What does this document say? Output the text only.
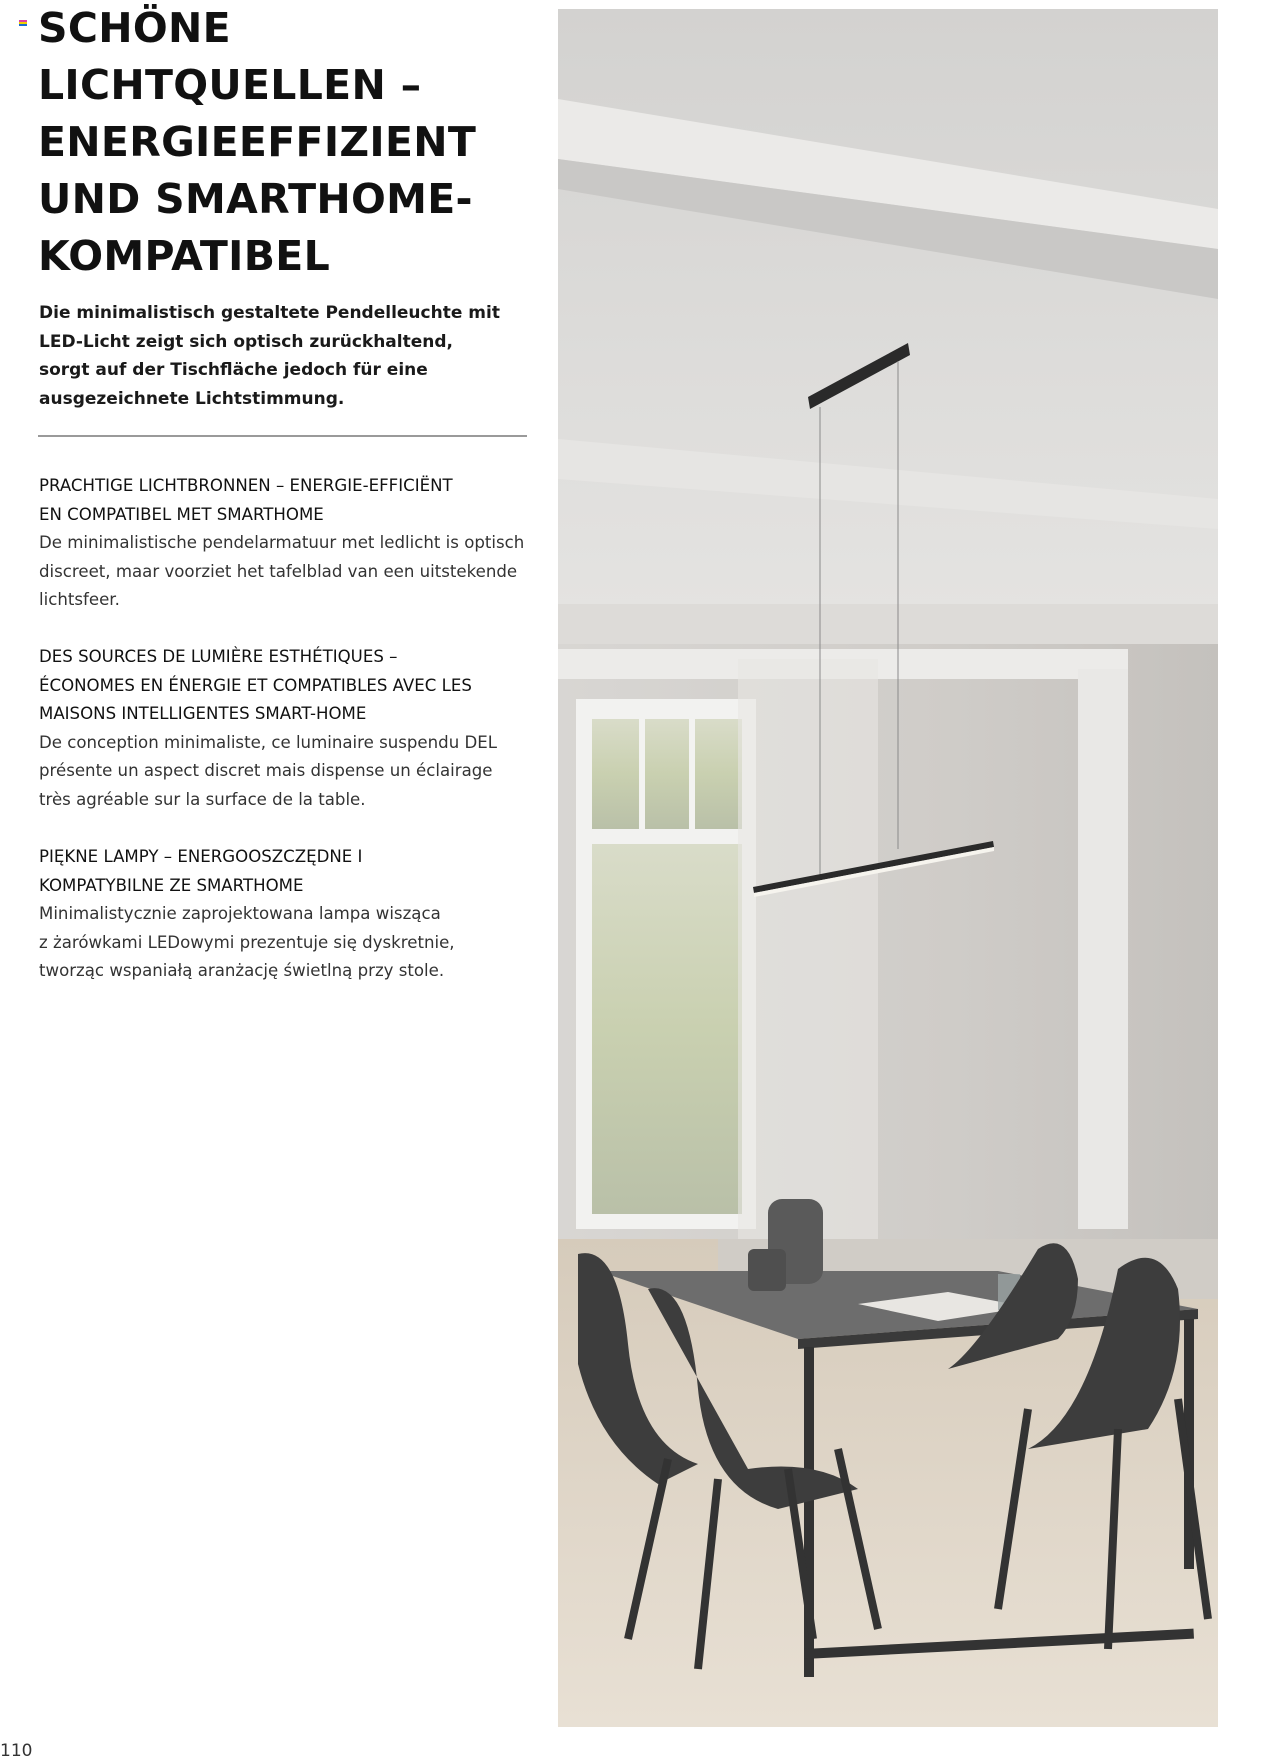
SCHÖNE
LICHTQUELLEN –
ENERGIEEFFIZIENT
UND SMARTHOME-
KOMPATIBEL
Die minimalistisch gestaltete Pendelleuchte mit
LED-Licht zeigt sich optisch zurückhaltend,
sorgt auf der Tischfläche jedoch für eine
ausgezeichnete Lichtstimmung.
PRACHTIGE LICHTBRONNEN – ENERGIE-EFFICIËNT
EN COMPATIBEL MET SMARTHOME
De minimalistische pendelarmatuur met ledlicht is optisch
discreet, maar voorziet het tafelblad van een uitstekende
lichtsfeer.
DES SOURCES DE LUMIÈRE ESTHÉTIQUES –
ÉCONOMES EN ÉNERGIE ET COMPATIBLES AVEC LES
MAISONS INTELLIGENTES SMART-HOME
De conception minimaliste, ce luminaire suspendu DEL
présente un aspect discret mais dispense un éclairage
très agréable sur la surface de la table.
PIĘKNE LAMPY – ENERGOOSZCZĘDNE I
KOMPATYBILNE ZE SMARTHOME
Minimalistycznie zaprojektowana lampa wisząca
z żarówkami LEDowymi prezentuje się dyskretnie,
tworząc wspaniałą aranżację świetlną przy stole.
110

### [Prompt]
Every record above should be transcribed exactly; the pictures stay out of the copy.

### [Problem solution]
What does this document say? Output the text only.
SCHÖNE
LICHTQUELLEN –
ENERGIEEFFIZIENT
UND SMARTHOME-
KOMPATIBEL
Die minimalistisch gestaltete Pendelleuchte mit
LED-Licht zeigt sich optisch zurückhaltend,
sorgt auf der Tischfläche jedoch für eine
ausgezeichnete Lichtstimmung.
PRACHTIGE LICHTBRONNEN – ENERGIE-EFFICIËNT
EN COMPATIBEL MET SMARTHOME
De minimalistische pendelarmatuur met ledlicht is optisch
discreet, maar voorziet het tafelblad van een uitstekende
lichtsfeer.
DES SOURCES DE LUMIÈRE ESTHÉTIQUES –
ÉCONOMES EN ÉNERGIE ET COMPATIBLES AVEC LES
MAISONS INTELLIGENTES SMART-HOME
De conception minimaliste, ce luminaire suspendu DEL
présente un aspect discret mais dispense un éclairage
très agréable sur la surface de la table.
PIĘKNE LAMPY – ENERGOOSZCZĘDNE I
KOMPATYBILNE ZE SMARTHOME
Minimalistycznie zaprojektowana lampa wisząca
z żarówkami LEDowymi prezentuje się dyskretnie,
tworząc wspaniałą aranżację świetlną przy stole.
110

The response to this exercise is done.